[Record excerpts]
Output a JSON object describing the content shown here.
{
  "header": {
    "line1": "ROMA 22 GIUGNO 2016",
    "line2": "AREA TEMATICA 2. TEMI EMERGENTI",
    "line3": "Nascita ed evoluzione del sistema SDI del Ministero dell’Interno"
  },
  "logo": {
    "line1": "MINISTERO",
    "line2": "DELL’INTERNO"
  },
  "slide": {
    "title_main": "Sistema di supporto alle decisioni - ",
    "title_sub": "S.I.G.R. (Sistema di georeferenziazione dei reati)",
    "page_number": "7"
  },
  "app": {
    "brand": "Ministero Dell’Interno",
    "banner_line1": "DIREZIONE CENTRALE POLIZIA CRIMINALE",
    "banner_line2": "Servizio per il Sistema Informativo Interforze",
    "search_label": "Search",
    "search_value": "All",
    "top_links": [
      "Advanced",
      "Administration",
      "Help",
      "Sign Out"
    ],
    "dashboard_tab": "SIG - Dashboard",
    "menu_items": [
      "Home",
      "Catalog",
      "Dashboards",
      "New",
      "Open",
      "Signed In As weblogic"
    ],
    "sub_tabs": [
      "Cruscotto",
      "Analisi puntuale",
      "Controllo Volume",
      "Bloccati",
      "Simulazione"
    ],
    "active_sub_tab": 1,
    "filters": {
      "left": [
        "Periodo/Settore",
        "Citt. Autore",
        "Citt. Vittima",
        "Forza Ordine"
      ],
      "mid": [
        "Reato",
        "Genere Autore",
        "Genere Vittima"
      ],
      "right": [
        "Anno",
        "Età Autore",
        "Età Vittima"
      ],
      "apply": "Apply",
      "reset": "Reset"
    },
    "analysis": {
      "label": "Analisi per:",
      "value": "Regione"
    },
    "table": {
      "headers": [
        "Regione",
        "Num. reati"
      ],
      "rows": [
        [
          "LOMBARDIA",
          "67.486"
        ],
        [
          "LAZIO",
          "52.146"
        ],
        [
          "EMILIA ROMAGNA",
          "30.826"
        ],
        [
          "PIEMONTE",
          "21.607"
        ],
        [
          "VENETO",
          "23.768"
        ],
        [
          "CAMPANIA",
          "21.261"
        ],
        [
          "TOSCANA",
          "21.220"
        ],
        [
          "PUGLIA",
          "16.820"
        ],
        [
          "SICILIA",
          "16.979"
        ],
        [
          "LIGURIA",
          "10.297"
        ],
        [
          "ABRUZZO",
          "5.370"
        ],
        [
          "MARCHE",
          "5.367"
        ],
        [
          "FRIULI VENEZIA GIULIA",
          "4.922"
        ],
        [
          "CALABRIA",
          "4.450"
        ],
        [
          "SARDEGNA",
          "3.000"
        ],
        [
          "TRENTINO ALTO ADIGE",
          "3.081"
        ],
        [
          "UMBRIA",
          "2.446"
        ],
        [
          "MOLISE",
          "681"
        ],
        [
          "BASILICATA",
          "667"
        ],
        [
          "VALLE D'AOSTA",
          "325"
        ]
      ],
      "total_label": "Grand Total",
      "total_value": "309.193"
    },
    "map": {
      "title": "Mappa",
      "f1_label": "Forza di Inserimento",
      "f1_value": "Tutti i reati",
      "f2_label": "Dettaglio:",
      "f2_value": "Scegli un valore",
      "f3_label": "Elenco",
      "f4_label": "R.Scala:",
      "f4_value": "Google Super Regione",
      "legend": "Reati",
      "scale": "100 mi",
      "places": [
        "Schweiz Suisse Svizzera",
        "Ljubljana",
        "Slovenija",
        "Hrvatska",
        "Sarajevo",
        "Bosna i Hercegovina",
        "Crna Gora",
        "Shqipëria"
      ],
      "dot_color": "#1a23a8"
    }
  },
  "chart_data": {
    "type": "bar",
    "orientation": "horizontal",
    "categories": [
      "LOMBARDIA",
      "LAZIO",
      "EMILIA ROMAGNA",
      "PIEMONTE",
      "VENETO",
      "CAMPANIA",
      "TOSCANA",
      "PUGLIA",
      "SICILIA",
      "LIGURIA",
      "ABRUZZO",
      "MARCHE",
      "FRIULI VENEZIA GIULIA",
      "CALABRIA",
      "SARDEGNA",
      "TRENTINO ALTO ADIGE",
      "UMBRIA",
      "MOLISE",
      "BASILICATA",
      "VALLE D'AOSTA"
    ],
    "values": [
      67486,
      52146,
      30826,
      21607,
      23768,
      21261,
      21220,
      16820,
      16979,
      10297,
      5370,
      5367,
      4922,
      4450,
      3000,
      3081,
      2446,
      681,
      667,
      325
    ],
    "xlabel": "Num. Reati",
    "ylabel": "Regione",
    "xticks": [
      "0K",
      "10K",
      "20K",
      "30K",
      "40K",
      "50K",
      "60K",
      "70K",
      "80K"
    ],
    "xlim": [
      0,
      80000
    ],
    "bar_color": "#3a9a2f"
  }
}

[Task objective]
Return each line where "ALTO" shows up.

[Result of this task]
          "TRENTINO ALTO ADIGE",
      "TRENTINO ALTO ADIGE",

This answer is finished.